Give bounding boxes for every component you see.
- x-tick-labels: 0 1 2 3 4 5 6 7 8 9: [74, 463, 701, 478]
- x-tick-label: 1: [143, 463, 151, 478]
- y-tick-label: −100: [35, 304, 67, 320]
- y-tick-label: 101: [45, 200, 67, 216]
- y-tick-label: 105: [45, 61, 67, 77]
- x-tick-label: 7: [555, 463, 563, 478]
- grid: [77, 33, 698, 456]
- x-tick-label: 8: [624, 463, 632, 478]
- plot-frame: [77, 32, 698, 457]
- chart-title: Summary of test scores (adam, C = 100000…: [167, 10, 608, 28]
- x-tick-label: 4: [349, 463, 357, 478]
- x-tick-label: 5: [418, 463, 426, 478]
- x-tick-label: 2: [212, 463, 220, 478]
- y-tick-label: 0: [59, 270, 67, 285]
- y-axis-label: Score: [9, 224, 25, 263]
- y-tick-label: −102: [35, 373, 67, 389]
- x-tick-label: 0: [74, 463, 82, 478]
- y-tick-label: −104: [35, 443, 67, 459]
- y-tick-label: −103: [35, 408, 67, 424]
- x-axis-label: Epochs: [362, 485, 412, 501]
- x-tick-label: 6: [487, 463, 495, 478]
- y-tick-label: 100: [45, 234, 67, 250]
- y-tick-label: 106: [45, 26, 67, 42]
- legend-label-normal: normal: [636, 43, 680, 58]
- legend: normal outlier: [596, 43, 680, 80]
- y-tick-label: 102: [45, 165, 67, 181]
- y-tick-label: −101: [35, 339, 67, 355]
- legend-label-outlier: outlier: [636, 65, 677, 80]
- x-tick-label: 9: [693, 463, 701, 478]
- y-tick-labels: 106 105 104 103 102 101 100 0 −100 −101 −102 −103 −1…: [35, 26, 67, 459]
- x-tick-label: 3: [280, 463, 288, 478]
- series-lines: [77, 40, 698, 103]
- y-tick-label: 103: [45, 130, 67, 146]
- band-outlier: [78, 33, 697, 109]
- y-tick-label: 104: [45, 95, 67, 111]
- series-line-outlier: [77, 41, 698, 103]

- DESCRIPTION OF THE TASK
Copy out all of the data above line for line, with no changes.

- SOLUTION
Give bounding boxes for every component you see.
- x-tick-labels: 0 1 2 3 4 5 6 7 8 9: [74, 463, 701, 478]
- x-tick-label: 1: [143, 463, 151, 478]
- y-tick-label: −100: [35, 304, 67, 320]
- y-tick-label: 101: [45, 200, 67, 216]
- y-tick-label: 105: [45, 61, 67, 77]
- x-tick-label: 7: [555, 463, 563, 478]
- grid: [77, 33, 698, 456]
- x-tick-label: 8: [624, 463, 632, 478]
- plot-frame: [77, 32, 698, 457]
- chart-title: Summary of test scores (adam, C = 100000…: [167, 10, 608, 28]
- x-tick-label: 4: [349, 463, 357, 478]
- x-tick-label: 5: [418, 463, 426, 478]
- x-tick-label: 2: [212, 463, 220, 478]
- y-tick-label: 0: [59, 270, 67, 285]
- y-axis-label: Score: [9, 224, 25, 263]
- y-tick-label: −102: [35, 373, 67, 389]
- x-tick-label: 0: [74, 463, 82, 478]
- y-tick-label: −104: [35, 443, 67, 459]
- y-tick-label: −103: [35, 408, 67, 424]
- x-axis-label: Epochs: [362, 485, 412, 501]
- x-tick-label: 6: [487, 463, 495, 478]
- y-tick-label: 100: [45, 234, 67, 250]
- y-tick-label: 106: [45, 26, 67, 42]
- legend-label-normal: normal: [636, 43, 680, 58]
- legend: normal outlier: [596, 43, 680, 80]
- y-tick-label: 102: [45, 165, 67, 181]
- y-tick-label: −101: [35, 339, 67, 355]
- legend-label-outlier: outlier: [636, 65, 677, 80]
- x-tick-label: 9: [693, 463, 701, 478]
- y-tick-labels: 106 105 104 103 102 101 100 0 −100 −101 −102 −103 −1…: [35, 26, 67, 459]
- x-tick-label: 3: [280, 463, 288, 478]
- series-lines: [77, 40, 698, 103]
- y-tick-label: 103: [45, 130, 67, 146]
- band-outlier: [78, 33, 697, 109]
- y-tick-label: 104: [45, 95, 67, 111]
- series-line-outlier: [77, 41, 698, 103]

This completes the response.